Task directions:
Return every line of the records below verbatim, with no pictures in the copy.

Data entries:
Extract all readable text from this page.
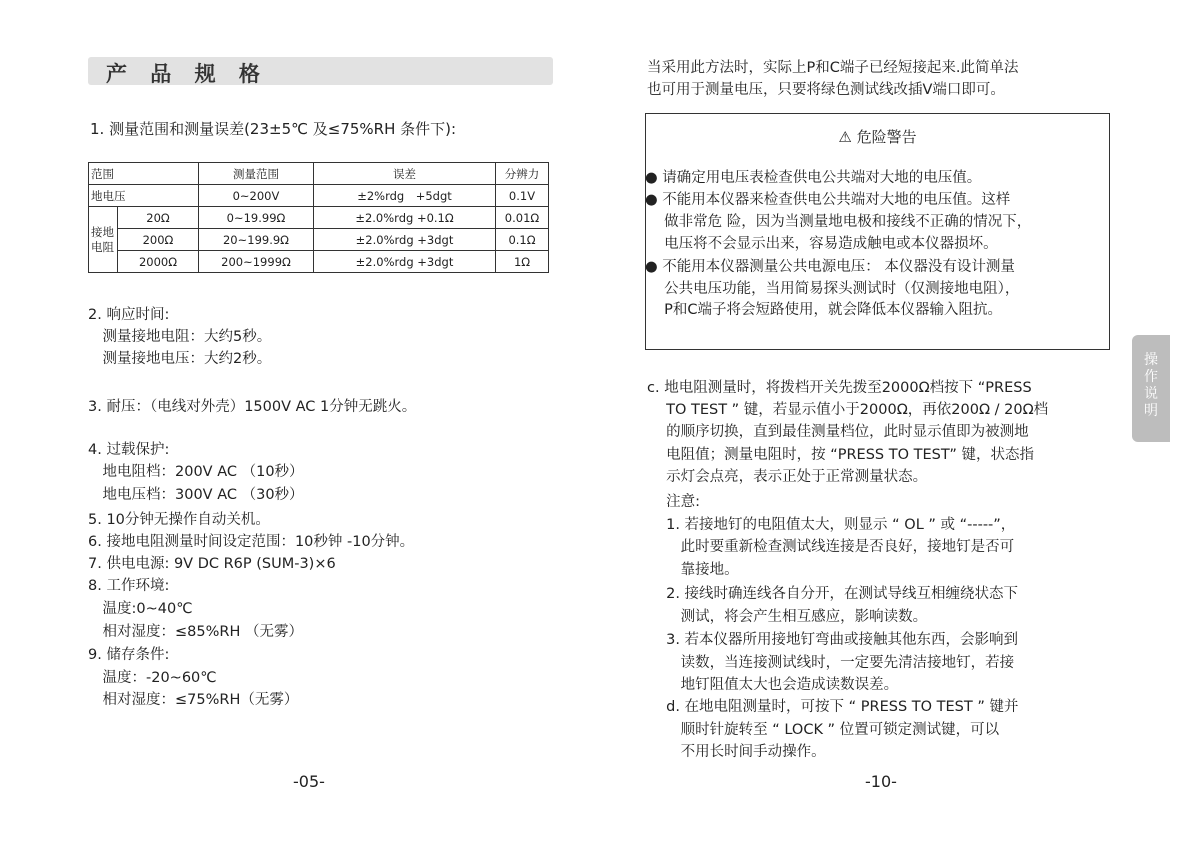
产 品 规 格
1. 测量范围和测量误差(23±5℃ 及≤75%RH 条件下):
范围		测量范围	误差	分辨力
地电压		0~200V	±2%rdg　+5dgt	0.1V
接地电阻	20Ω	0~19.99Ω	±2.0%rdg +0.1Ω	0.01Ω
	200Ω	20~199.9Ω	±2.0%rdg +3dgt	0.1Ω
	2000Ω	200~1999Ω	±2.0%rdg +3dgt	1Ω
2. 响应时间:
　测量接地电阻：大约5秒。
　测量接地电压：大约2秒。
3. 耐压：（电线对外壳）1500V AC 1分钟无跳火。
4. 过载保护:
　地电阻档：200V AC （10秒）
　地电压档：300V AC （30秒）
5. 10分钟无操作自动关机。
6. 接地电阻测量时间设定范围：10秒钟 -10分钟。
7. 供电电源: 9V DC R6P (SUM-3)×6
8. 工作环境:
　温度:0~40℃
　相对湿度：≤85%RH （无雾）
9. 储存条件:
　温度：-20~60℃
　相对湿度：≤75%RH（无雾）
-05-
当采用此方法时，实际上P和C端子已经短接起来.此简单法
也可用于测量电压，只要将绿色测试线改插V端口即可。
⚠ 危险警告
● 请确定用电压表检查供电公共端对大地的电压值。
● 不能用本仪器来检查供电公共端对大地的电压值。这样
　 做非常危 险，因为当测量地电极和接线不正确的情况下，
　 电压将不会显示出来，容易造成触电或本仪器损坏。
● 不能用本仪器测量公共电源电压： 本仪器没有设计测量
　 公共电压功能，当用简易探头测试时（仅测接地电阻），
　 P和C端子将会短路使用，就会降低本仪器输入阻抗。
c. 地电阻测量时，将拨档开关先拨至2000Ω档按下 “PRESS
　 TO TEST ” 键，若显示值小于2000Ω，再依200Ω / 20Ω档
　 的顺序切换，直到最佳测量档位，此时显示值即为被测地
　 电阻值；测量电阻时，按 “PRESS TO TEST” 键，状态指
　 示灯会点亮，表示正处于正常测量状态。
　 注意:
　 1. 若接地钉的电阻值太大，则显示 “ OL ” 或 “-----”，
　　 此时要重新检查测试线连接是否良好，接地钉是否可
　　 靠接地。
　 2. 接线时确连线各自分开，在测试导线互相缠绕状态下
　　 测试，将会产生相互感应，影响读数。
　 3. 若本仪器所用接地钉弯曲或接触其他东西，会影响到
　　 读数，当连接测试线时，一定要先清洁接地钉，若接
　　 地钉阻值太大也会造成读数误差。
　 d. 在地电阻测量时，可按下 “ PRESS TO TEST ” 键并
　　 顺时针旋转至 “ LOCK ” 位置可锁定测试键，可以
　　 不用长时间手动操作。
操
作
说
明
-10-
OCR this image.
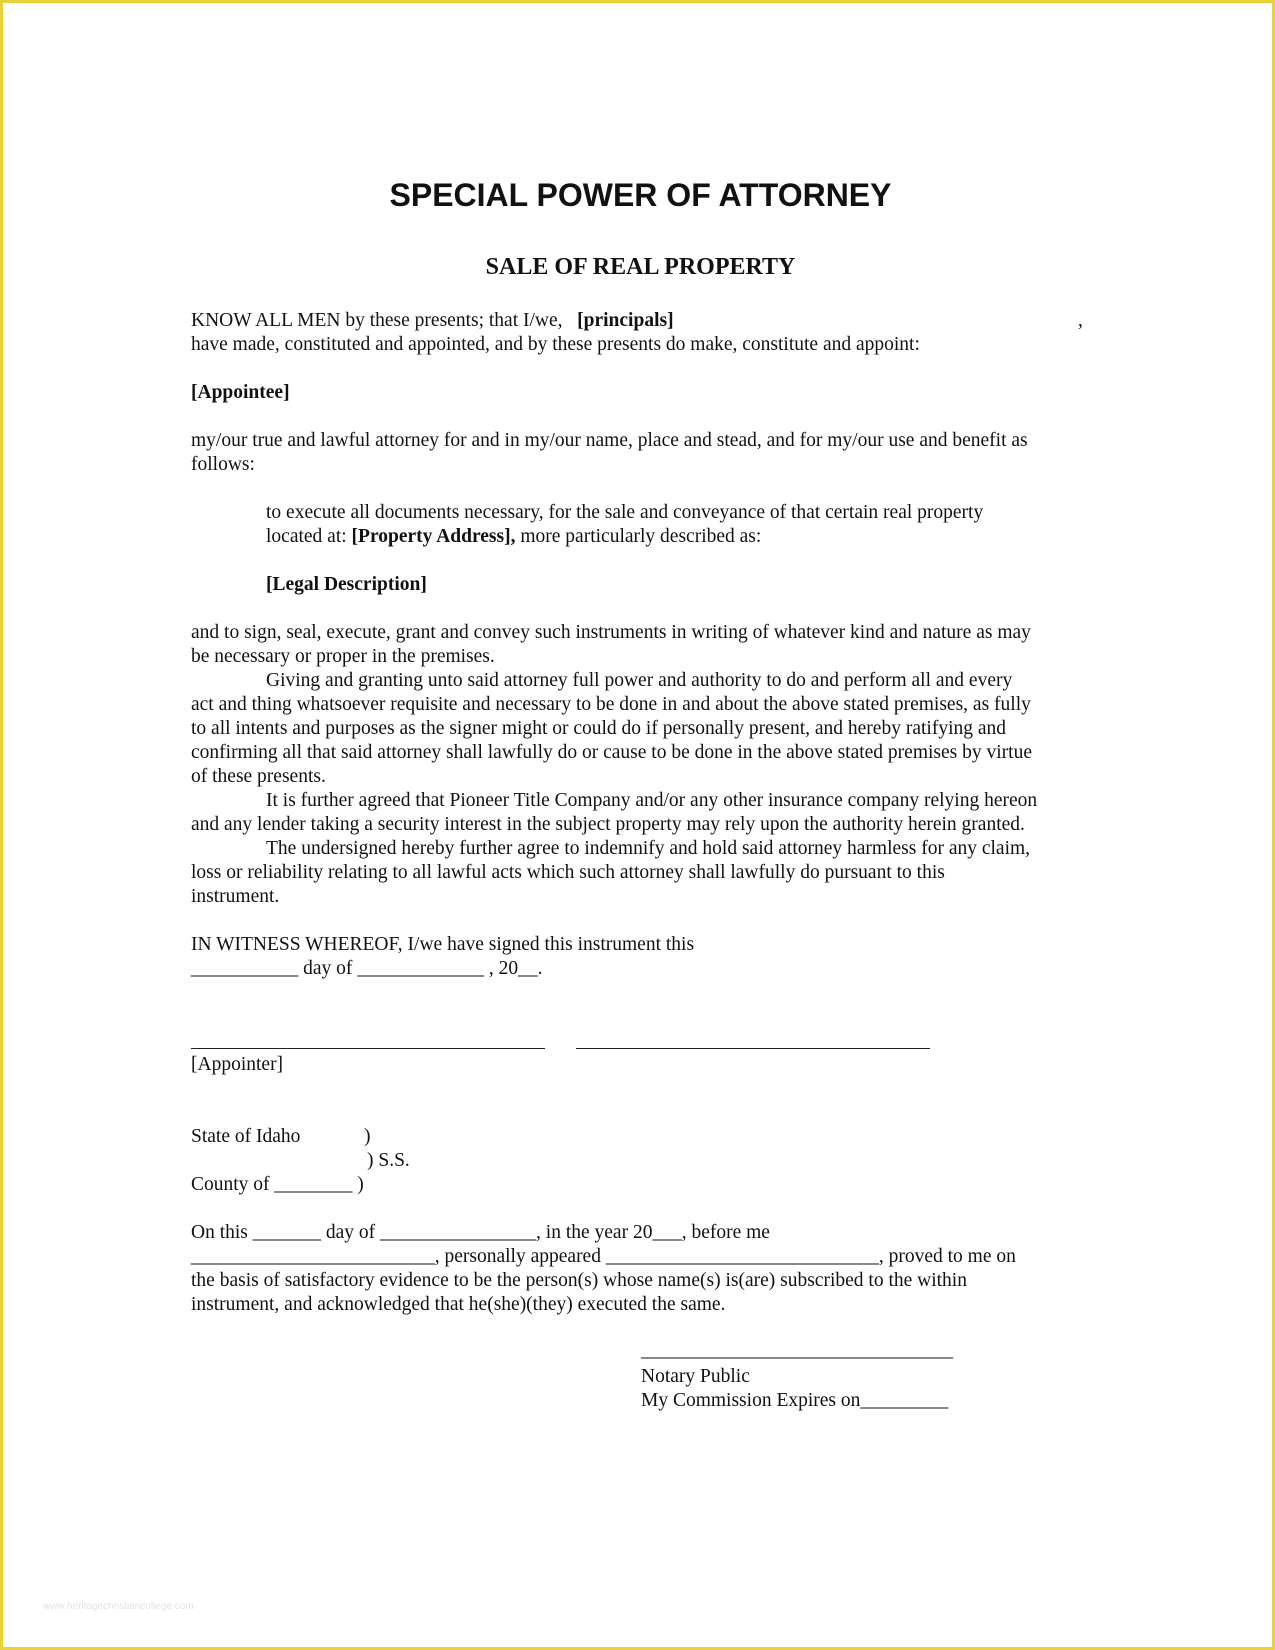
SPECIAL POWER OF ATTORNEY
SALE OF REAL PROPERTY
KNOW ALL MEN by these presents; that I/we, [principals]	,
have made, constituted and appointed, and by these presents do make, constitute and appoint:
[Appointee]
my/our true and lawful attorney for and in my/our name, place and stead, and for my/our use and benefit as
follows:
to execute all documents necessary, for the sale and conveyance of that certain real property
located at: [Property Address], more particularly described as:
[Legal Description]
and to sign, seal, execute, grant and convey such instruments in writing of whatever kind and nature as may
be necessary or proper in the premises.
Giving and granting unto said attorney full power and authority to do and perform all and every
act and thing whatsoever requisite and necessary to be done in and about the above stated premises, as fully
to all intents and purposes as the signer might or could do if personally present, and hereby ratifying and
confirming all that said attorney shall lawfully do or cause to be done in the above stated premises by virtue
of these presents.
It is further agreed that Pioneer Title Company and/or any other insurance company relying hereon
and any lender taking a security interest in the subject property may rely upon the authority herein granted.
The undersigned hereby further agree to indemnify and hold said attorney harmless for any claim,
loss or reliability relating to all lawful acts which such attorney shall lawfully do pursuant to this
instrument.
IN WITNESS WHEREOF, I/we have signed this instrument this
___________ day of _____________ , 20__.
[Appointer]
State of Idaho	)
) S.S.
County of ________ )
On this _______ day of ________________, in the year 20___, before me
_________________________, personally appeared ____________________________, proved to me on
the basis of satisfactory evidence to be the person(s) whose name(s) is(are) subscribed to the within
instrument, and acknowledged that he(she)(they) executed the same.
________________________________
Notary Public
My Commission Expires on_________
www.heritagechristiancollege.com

Solution for this task:
Extract all readable text from this page.
产 品 规 格
1. 测量范围和测量误差(23±5℃ 及≤75%RH 条件下):
范围		测量范围	误差	分辨力
地电压		0~200V	±2%rdg　+5dgt	0.1V
接地电阻	20Ω	0~19.99Ω	±2.0%rdg +0.1Ω	0.01Ω
	200Ω	20~199.9Ω	±2.0%rdg +3dgt	0.1Ω
	2000Ω	200~1999Ω	±2.0%rdg +3dgt	1Ω
2. 响应时间:
　测量接地电阻：大约5秒。
　测量接地电压：大约2秒。
3. 耐压：（电线对外壳）1500V AC 1分钟无跳火。
4. 过载保护:
　地电阻档：200V AC （10秒）
　地电压档：300V AC （30秒）
5. 10分钟无操作自动关机。
6. 接地电阻测量时间设定范围：10秒钟 -10分钟。
7. 供电电源: 9V DC R6P (SUM-3)×6
8. 工作环境:
　温度:0~40℃
　相对湿度：≤85%RH （无雾）
9. 储存条件:
　温度：-20~60℃
　相对湿度：≤75%RH（无雾）
-05-
当采用此方法时，实际上P和C端子已经短接起来.此简单法
也可用于测量电压，只要将绿色测试线改插V端口即可。
⚠ 危险警告
● 请确定用电压表检查供电公共端对大地的电压值。
● 不能用本仪器来检查供电公共端对大地的电压值。这样
　 做非常危 险，因为当测量地电极和接线不正确的情况下，
　 电压将不会显示出来，容易造成触电或本仪器损坏。
● 不能用本仪器测量公共电源电压： 本仪器没有设计测量
　 公共电压功能，当用简易探头测试时（仅测接地电阻），
　 P和C端子将会短路使用，就会降低本仪器输入阻抗。
c. 地电阻测量时，将拨档开关先拨至2000Ω档按下 “PRESS
　 TO TEST ” 键，若显示值小于2000Ω，再依200Ω / 20Ω档
　 的顺序切换，直到最佳测量档位，此时显示值即为被测地
　 电阻值；测量电阻时，按 “PRESS TO TEST” 键，状态指
　 示灯会点亮，表示正处于正常测量状态。
　 注意:
　 1. 若接地钉的电阻值太大，则显示 “ OL ” 或 “-----”，
　　 此时要重新检查测试线连接是否良好，接地钉是否可
　　 靠接地。
　 2. 接线时确连线各自分开，在测试导线互相缠绕状态下
　　 测试，将会产生相互感应，影响读数。
　 3. 若本仪器所用接地钉弯曲或接触其他东西，会影响到
　　 读数，当连接测试线时，一定要先清洁接地钉，若接
　　 地钉阻值太大也会造成读数误差。
　 d. 在地电阻测量时，可按下 “ PRESS TO TEST ” 键并
　　 顺时针旋转至 “ LOCK ” 位置可锁定测试键，可以
　　 不用长时间手动操作。
操
作
说
明
-10-
OCR this image.
SPECIAL POWER OF ATTORNEY
SALE OF REAL PROPERTY
KNOW ALL MEN by these presents; that I/we, [principals]	,
have made, constituted and appointed, and by these presents do make, constitute and appoint:
[Appointee]
my/our true and lawful attorney for and in my/our name, place and stead, and for my/our use and benefit as
follows:
to execute all documents necessary, for the sale and conveyance of that certain real property
located at: [Property Address], more particularly described as:
[Legal Description]
and to sign, seal, execute, grant and convey such instruments in writing of whatever kind and nature as may
be necessary or proper in the premises.
Giving and granting unto said attorney full power and authority to do and perform all and every
act and thing whatsoever requisite and necessary to be done in and about the above stated premises, as fully
to all intents and purposes as the signer might or could do if personally present, and hereby ratifying and
confirming all that said attorney shall lawfully do or cause to be done in the above stated premises by virtue
of these presents.
It is further agreed that Pioneer Title Company and/or any other insurance company relying hereon
and any lender taking a security interest in the subject property may rely upon the authority herein granted.
The undersigned hereby further agree to indemnify and hold said attorney harmless for any claim,
loss or reliability relating to all lawful acts which such attorney shall lawfully do pursuant to this
instrument.
IN WITNESS WHEREOF, I/we have signed this instrument this
___________ day of _____________ , 20__.
[Appointer]
State of Idaho	)
) S.S.
County of ________ )
On this _______ day of ________________, in the year 20___, before me
_________________________, personally appeared ____________________________, proved to me on
the basis of satisfactory evidence to be the person(s) whose name(s) is(are) subscribed to the within
instrument, and acknowledged that he(she)(they) executed the same.
________________________________
Notary Public
My Commission Expires on_________
www.heritagechristiancollege.com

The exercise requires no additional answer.